(Dataset records)
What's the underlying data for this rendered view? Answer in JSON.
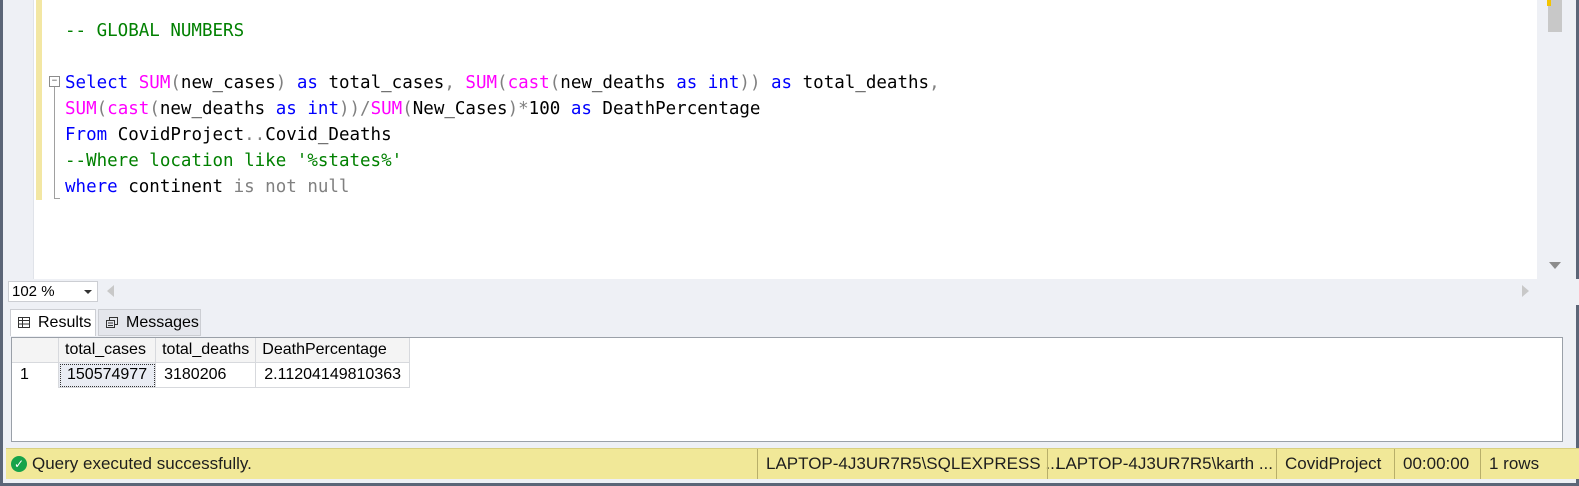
{
  "editor": {
    "lines": [
      {
        "tokens": [
          {
            "t": "-- GLOBAL NUMBERS",
            "c": "cm"
          }
        ]
      },
      {
        "tokens": [
          {
            "t": "Select ",
            "c": "kw"
          },
          {
            "t": "SUM",
            "c": "fn"
          },
          {
            "t": "(",
            "c": "gr"
          },
          {
            "t": "new_cases",
            "c": ""
          },
          {
            "t": ") ",
            "c": "gr"
          },
          {
            "t": "as ",
            "c": "kw"
          },
          {
            "t": "total_cases",
            "c": ""
          },
          {
            "t": ", ",
            "c": "gr"
          },
          {
            "t": "SUM",
            "c": "fn"
          },
          {
            "t": "(",
            "c": "gr"
          },
          {
            "t": "cast",
            "c": "fn"
          },
          {
            "t": "(",
            "c": "gr"
          },
          {
            "t": "new_deaths ",
            "c": ""
          },
          {
            "t": "as ",
            "c": "kw"
          },
          {
            "t": "int",
            "c": "kw"
          },
          {
            "t": ")) ",
            "c": "gr"
          },
          {
            "t": "as ",
            "c": "kw"
          },
          {
            "t": "total_deaths",
            "c": ""
          },
          {
            "t": ",",
            "c": "gr"
          }
        ]
      },
      {
        "tokens": [
          {
            "t": "SUM",
            "c": "fn"
          },
          {
            "t": "(",
            "c": "gr"
          },
          {
            "t": "cast",
            "c": "fn"
          },
          {
            "t": "(",
            "c": "gr"
          },
          {
            "t": "new_deaths ",
            "c": ""
          },
          {
            "t": "as ",
            "c": "kw"
          },
          {
            "t": "int",
            "c": "kw"
          },
          {
            "t": "))/",
            "c": "gr"
          },
          {
            "t": "SUM",
            "c": "fn"
          },
          {
            "t": "(",
            "c": "gr"
          },
          {
            "t": "New_Cases",
            "c": ""
          },
          {
            "t": ")*",
            "c": "gr"
          },
          {
            "t": "100 ",
            "c": ""
          },
          {
            "t": "as ",
            "c": "kw"
          },
          {
            "t": "DeathPercentage",
            "c": ""
          }
        ]
      },
      {
        "tokens": [
          {
            "t": "From ",
            "c": "kw"
          },
          {
            "t": "CovidProject",
            "c": ""
          },
          {
            "t": "..",
            "c": "gr"
          },
          {
            "t": "Covid_Deaths",
            "c": ""
          }
        ]
      },
      {
        "tokens": [
          {
            "t": "--Where location like ",
            "c": "cm"
          },
          {
            "t": "'%states%'",
            "c": "cm"
          }
        ]
      },
      {
        "tokens": [
          {
            "t": "where ",
            "c": "kw"
          },
          {
            "t": "continent ",
            "c": ""
          },
          {
            "t": "is not null",
            "c": "gr"
          }
        ]
      }
    ]
  },
  "zoom": {
    "value": "102 %"
  },
  "tabs": [
    {
      "label": "Results",
      "icon": "grid-icon",
      "active": true
    },
    {
      "label": "Messages",
      "icon": "messages-icon",
      "active": false
    }
  ],
  "results": {
    "columns": [
      "total_cases",
      "total_deaths",
      "DeathPercentage"
    ],
    "rows": [
      {
        "num": "1",
        "cells": [
          "150574977",
          "3180206",
          "2.11204149810363"
        ]
      }
    ]
  },
  "status": {
    "message": "Query executed successfully.",
    "server": "LAPTOP-4J3UR7R5\\SQLEXPRESS ...",
    "user": "LAPTOP-4J3UR7R5\\karth ...",
    "database": "CovidProject",
    "elapsed": "00:00:00",
    "rows": "1 rows"
  },
  "colors": {
    "keyword": "#0000ff",
    "function": "#ff00ff",
    "comment": "#008000",
    "operator": "#808080",
    "status_bar": "#f1e898",
    "success": "#16a34a"
  }
}
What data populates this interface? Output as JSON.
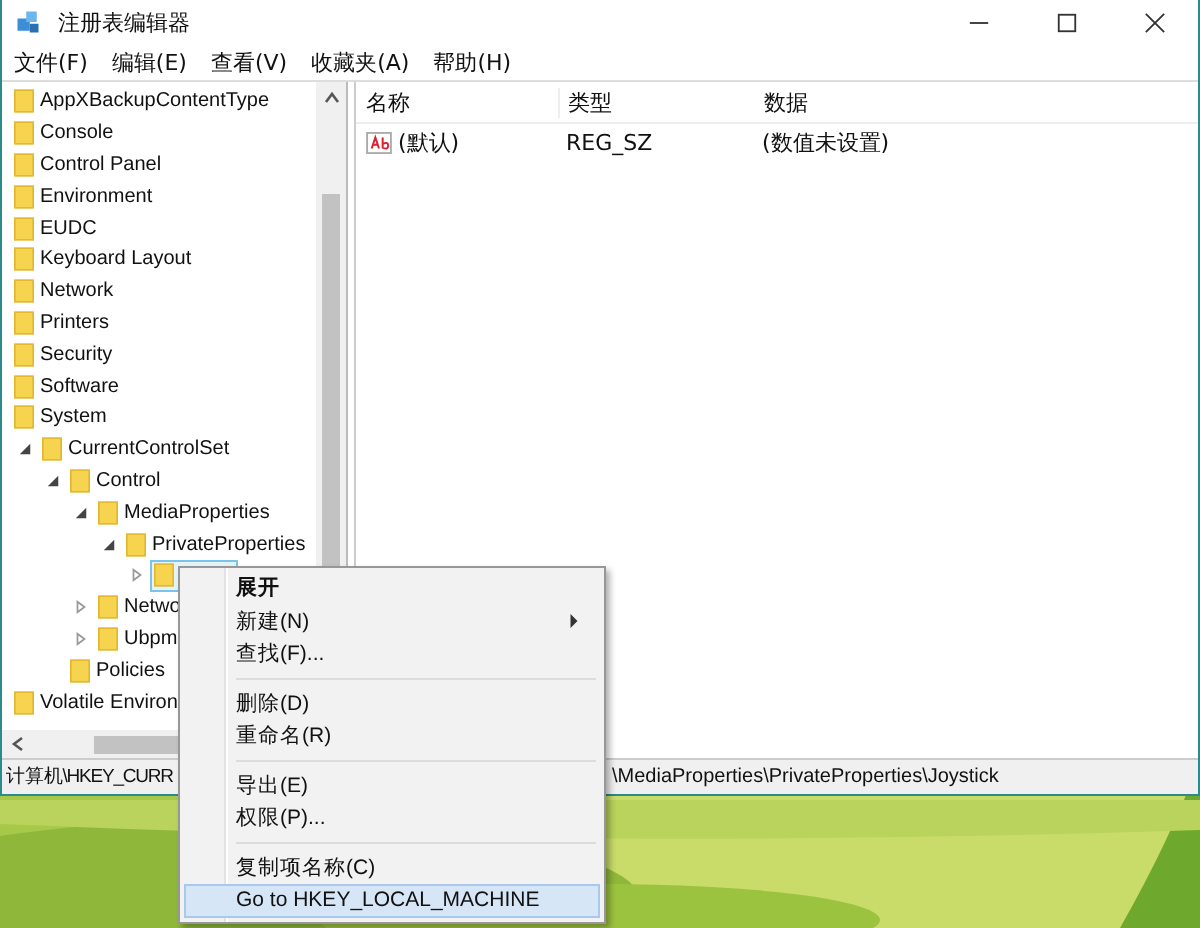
{
  "window": {
    "title": "注册表编辑器"
  },
  "menu_bar": [
    "文件(F)",
    "编辑(E)",
    "查看(V)",
    "收藏夹(A)",
    "帮助(H)"
  ],
  "tree": [
    {
      "label": "AppXBackupContentType",
      "selected": false
    },
    {
      "label": "Console",
      "selected": false
    },
    {
      "label": "Control Panel",
      "selected": false
    },
    {
      "label": "Environment",
      "selected": false
    },
    {
      "label": "EUDC",
      "selected": false
    },
    {
      "label": "Keyboard Layout",
      "selected": false
    },
    {
      "label": "Network",
      "selected": false
    },
    {
      "label": "Printers",
      "selected": false
    },
    {
      "label": "Security",
      "selected": false
    },
    {
      "label": "Software",
      "selected": false
    },
    {
      "label": "System",
      "selected": false,
      "children": [
        {
          "label": "CurrentControlSet",
          "selected": false,
          "expanded": true,
          "children": [
            {
              "label": "Control",
              "selected": false,
              "expanded": true,
              "children": [
                {
                  "label": "MediaProperties",
                  "selected": false,
                  "expanded": true,
                  "children": [
                    {
                      "label": "PrivateProperties",
                      "selected": false,
                      "expanded": true,
                      "children": [
                        {
                          "selected": true,
                          "expanded": false
                        }
                      ]
                    }
                  ]
                },
                {
                  "label": "Netwo",
                  "selected": false,
                  "expanded": false
                },
                {
                  "label": "Ubpm",
                  "selected": false,
                  "expanded": false
                }
              ]
            },
            {
              "label": "Policies",
              "selected": false
            }
          ]
        }
      ]
    },
    {
      "label": "Volatile Environ",
      "selected": false
    }
  ],
  "values_table": {
    "columns": [
      "名称",
      "类型",
      "数据"
    ],
    "rows": [
      {
        "name": "(默认)",
        "type": "REG_SZ",
        "data": "(数值未设置)"
      }
    ]
  },
  "status_bar": {
    "path_start": "计算机\\HKEY_CURR",
    "path_end": "\\MediaProperties\\PrivateProperties\\Joystick"
  },
  "context_menu": [
    {
      "kind": "item",
      "label": "展开",
      "bold": true,
      "submenu": false,
      "selected": false
    },
    {
      "kind": "item",
      "label": "新建(N)",
      "bold": false,
      "submenu": true,
      "selected": false
    },
    {
      "kind": "item",
      "label": "查找(F)...",
      "bold": false,
      "submenu": false,
      "selected": false
    },
    {
      "kind": "separator"
    },
    {
      "kind": "item",
      "label": "删除(D)",
      "bold": false,
      "submenu": false,
      "selected": false
    },
    {
      "kind": "item",
      "label": "重命名(R)",
      "bold": false,
      "submenu": false,
      "selected": false
    },
    {
      "kind": "separator"
    },
    {
      "kind": "item",
      "label": "导出(E)",
      "bold": false,
      "submenu": false,
      "selected": false
    },
    {
      "kind": "item",
      "label": "权限(P)...",
      "bold": false,
      "submenu": false,
      "selected": false
    },
    {
      "kind": "separator"
    },
    {
      "kind": "item",
      "label": "复制项名称(C)",
      "bold": false,
      "submenu": false,
      "selected": false
    },
    {
      "kind": "item",
      "label": "Go to HKEY_LOCAL_MACHINE",
      "bold": false,
      "submenu": false,
      "selected": true
    }
  ]
}
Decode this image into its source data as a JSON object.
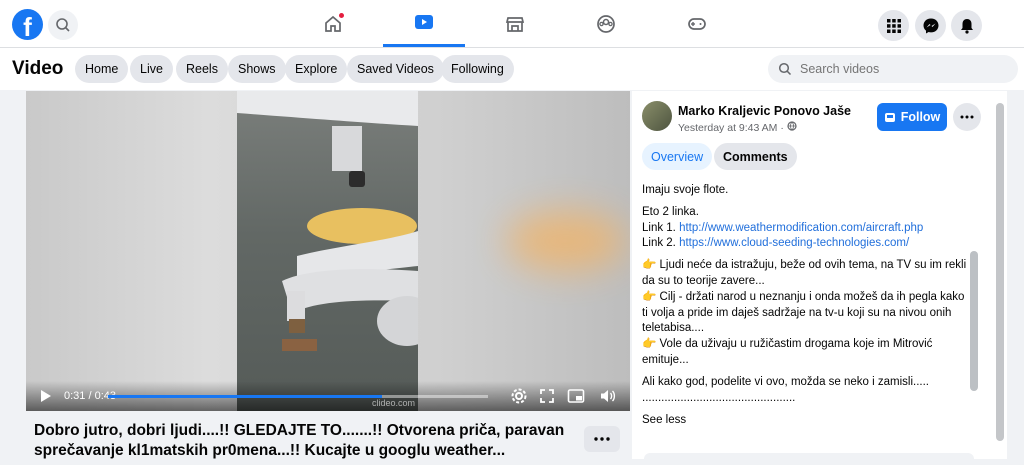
{
  "app": {
    "logo_letter": "f",
    "nav_tabs": [
      {
        "name": "home",
        "icon": "home-icon",
        "active": false,
        "notification": true
      },
      {
        "name": "video",
        "icon": "video-icon",
        "active": true
      },
      {
        "name": "marketplace",
        "icon": "marketplace-icon",
        "active": false
      },
      {
        "name": "groups",
        "icon": "groups-icon",
        "active": false
      },
      {
        "name": "gaming",
        "icon": "gaming-icon",
        "active": false
      }
    ],
    "right_icons": [
      "menu-grid-icon",
      "messenger-icon",
      "bell-icon"
    ]
  },
  "video_nav": {
    "title": "Video",
    "pills": [
      "Home",
      "Live",
      "Reels",
      "Shows",
      "Explore",
      "Saved Videos",
      "Following"
    ],
    "search_placeholder": "Search videos"
  },
  "player": {
    "time": "0:31 / 0:43",
    "progress_percent": 72,
    "watermark": "clideo.com"
  },
  "video_title": "Dobro jutro, dobri ljudi....!! GLEDAJTE TO.......!! Otvorena priča, paravan sprečavanje kl1matskih pr0mena...!! Kucajte u googlu weather...",
  "sidebar": {
    "author": "Marko Kraljevic Ponovo Jaše",
    "meta": "Yesterday at 9:43 AM ·",
    "follow_label": "Follow",
    "tabs": [
      "Overview",
      "Comments"
    ],
    "description": {
      "line1": "Imaju svoje flote.",
      "line2": "Eto 2 linka.",
      "link1_prefix": "Link 1.",
      "link1": "http://www.weathermodification.com/aircraft.php",
      "link2_prefix": "Link 2.",
      "link2": "https://www.cloud-seeding-technologies.com/",
      "bullet1": "👉 Ljudi neće da istražuju, beže od ovih tema, na TV su im rekli da su to teorije zavere...",
      "bullet2": "👉 Cilj - držati narod u neznanju i onda možeš da ih pegla kako ti volja a pride im daješ sadržaje na tv-u koji su na nivou onih teletabisa....",
      "bullet3": "👉 Vole da uživaju u ružičastim drogama koje im Mitrović emituje...",
      "line3": "Ali kako god, podelite vi ovo, možda se neko i zamisli.....",
      "dots1": "................................................",
      "dots2": "..........................................."
    },
    "see_less": "See less"
  },
  "colors": {
    "accent": "#1877f2",
    "notification": "#e41e3f"
  }
}
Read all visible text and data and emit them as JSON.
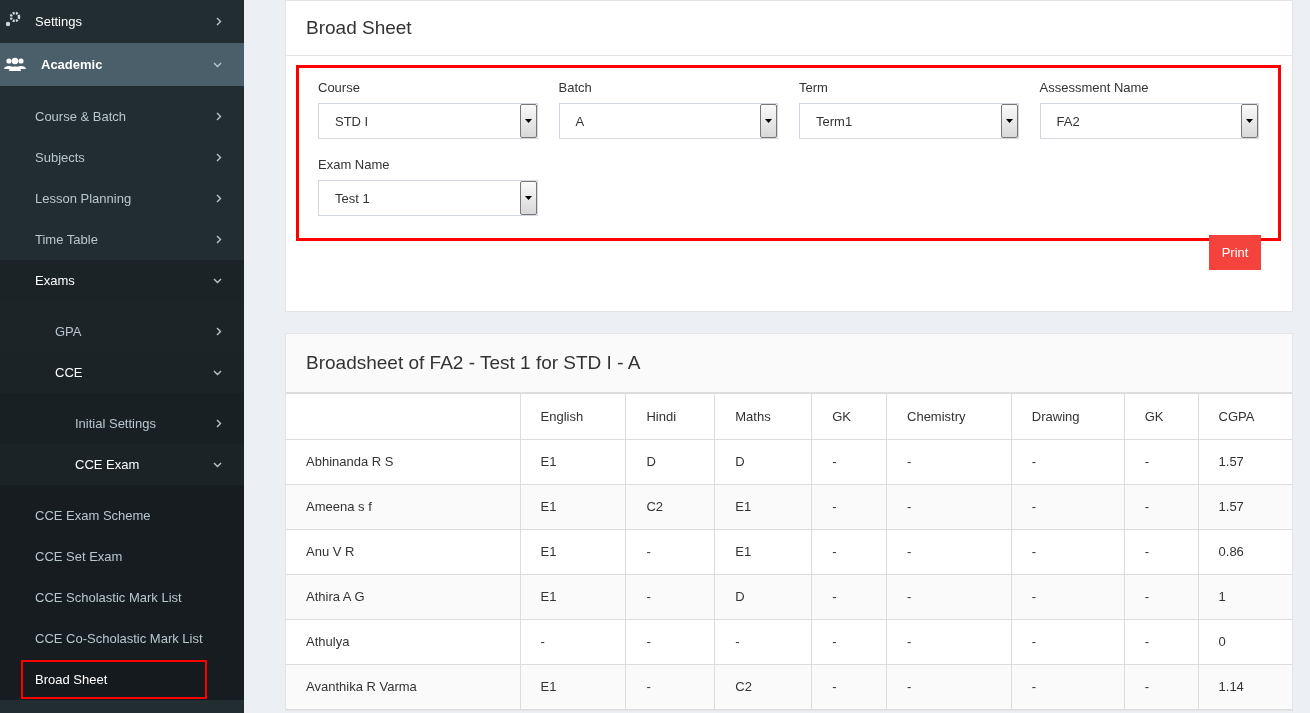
{
  "sidebar": {
    "items": [
      {
        "label": "Settings",
        "expanded": false,
        "selected": false
      },
      {
        "label": "Academic",
        "expanded": true,
        "selected": true,
        "children": [
          {
            "label": "Course & Batch",
            "expanded": false
          },
          {
            "label": "Subjects",
            "expanded": false
          },
          {
            "label": "Lesson Planning",
            "expanded": false
          },
          {
            "label": "Time Table",
            "expanded": false
          },
          {
            "label": "Exams",
            "expanded": true,
            "children": [
              {
                "label": "GPA",
                "expanded": false
              },
              {
                "label": "CCE",
                "expanded": true,
                "children": [
                  {
                    "label": "Initial Settings",
                    "expanded": false
                  },
                  {
                    "label": "CCE Exam",
                    "expanded": true,
                    "children": [
                      {
                        "label": "CCE Exam Scheme",
                        "selected": false
                      },
                      {
                        "label": "CCE Set Exam",
                        "selected": false
                      },
                      {
                        "label": "CCE Scholastic Mark List",
                        "selected": false
                      },
                      {
                        "label": "CCE Co-Scholastic Mark List",
                        "selected": false
                      },
                      {
                        "label": "Broad Sheet",
                        "selected": true
                      }
                    ]
                  }
                ]
              }
            ]
          }
        ]
      }
    ]
  },
  "filter_card": {
    "title": "Broad Sheet",
    "highlighted": true,
    "fields": [
      {
        "label": "Course",
        "value": "STD I"
      },
      {
        "label": "Batch",
        "value": "A"
      },
      {
        "label": "Term",
        "value": "Term1"
      },
      {
        "label": "Assessment Name",
        "value": "FA2"
      },
      {
        "label": "Exam Name",
        "value": "Test 1"
      }
    ],
    "print_button": "Print"
  },
  "table_card": {
    "title": "Broadsheet of FA2 - Test 1 for STD I - A",
    "columns": [
      "",
      "English",
      "Hindi",
      "Maths",
      "GK",
      "Chemistry",
      "Drawing",
      "GK",
      "CGPA"
    ],
    "rows": [
      [
        "Abhinanda R S",
        "E1",
        "D",
        "D",
        "-",
        "-",
        "-",
        "-",
        "1.57"
      ],
      [
        "Ameena s f",
        "E1",
        "C2",
        "E1",
        "-",
        "-",
        "-",
        "-",
        "1.57"
      ],
      [
        "Anu V R",
        "E1",
        "-",
        "E1",
        "-",
        "-",
        "-",
        "-",
        "0.86"
      ],
      [
        "Athira A G",
        "E1",
        "-",
        "D",
        "-",
        "-",
        "-",
        "-",
        "1"
      ],
      [
        "Athulya",
        "-",
        "-",
        "-",
        "-",
        "-",
        "-",
        "-",
        "0"
      ],
      [
        "Avanthika R Varma",
        "E1",
        "-",
        "C2",
        "-",
        "-",
        "-",
        "-",
        "1.14"
      ]
    ]
  }
}
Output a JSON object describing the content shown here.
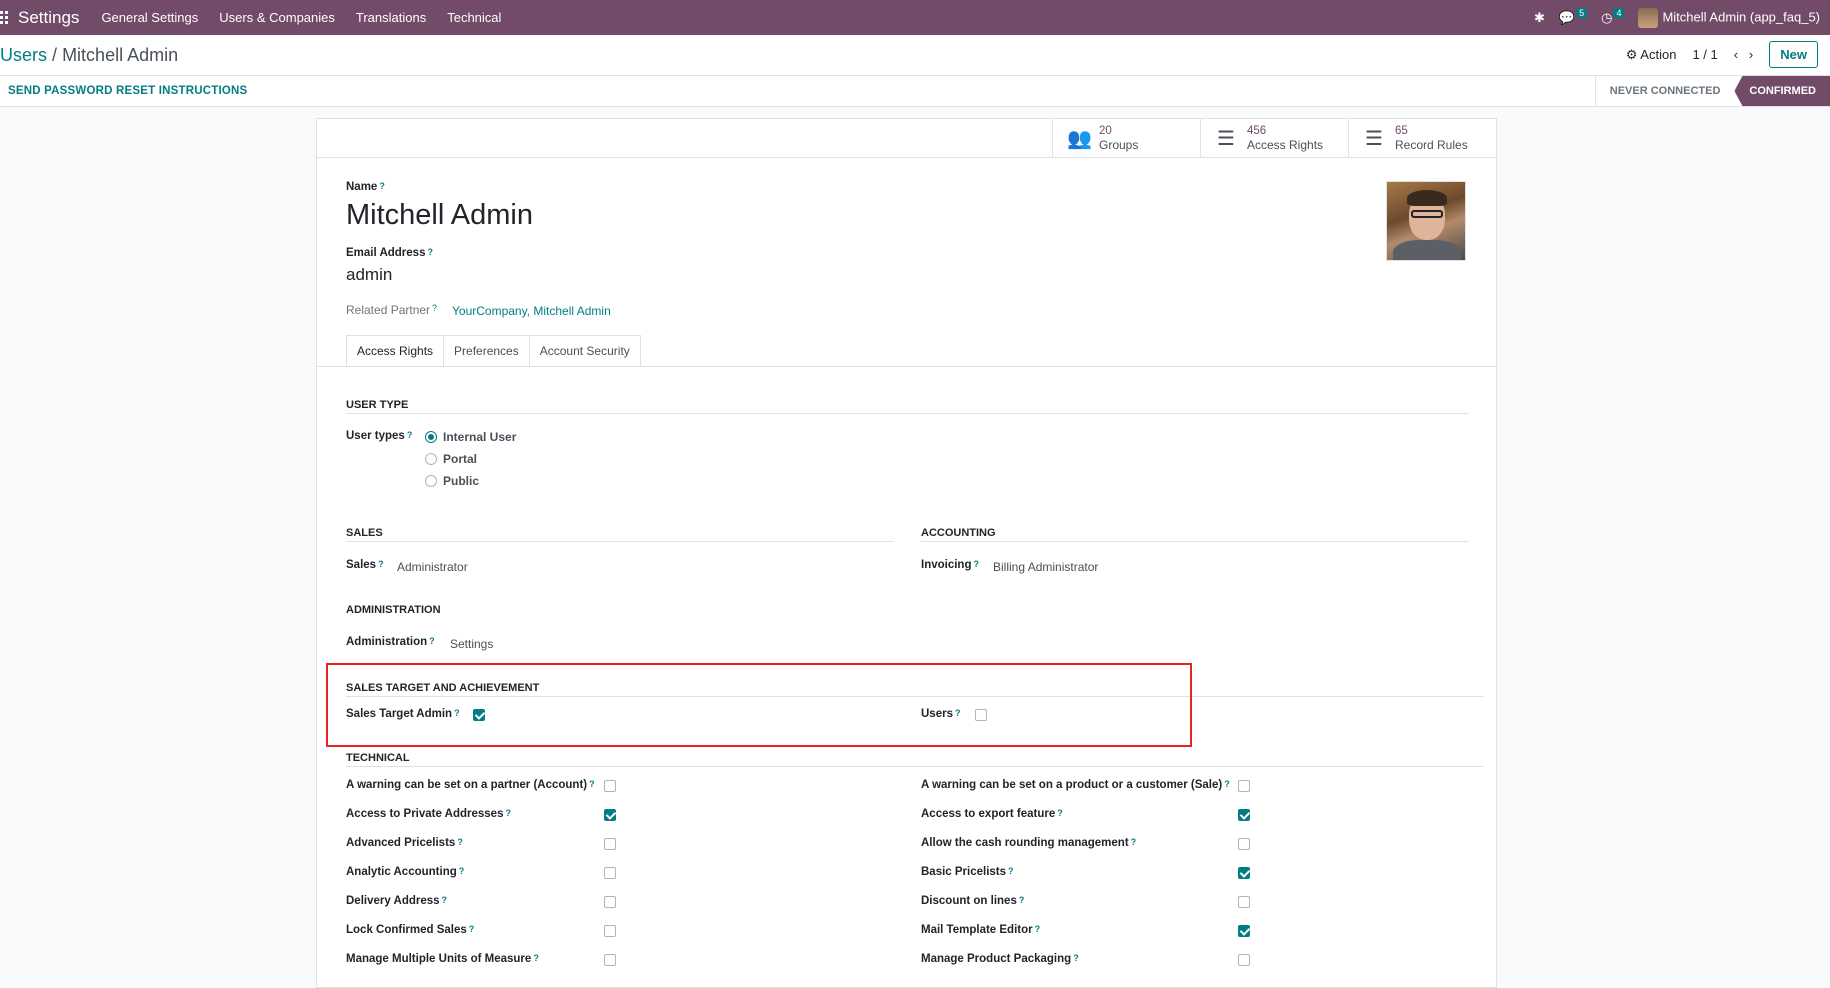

### PROBLEM STATEMENT
From the listing above, report the number of lines containing the string "What", without any accompanying remarks.

### SOLUTION
2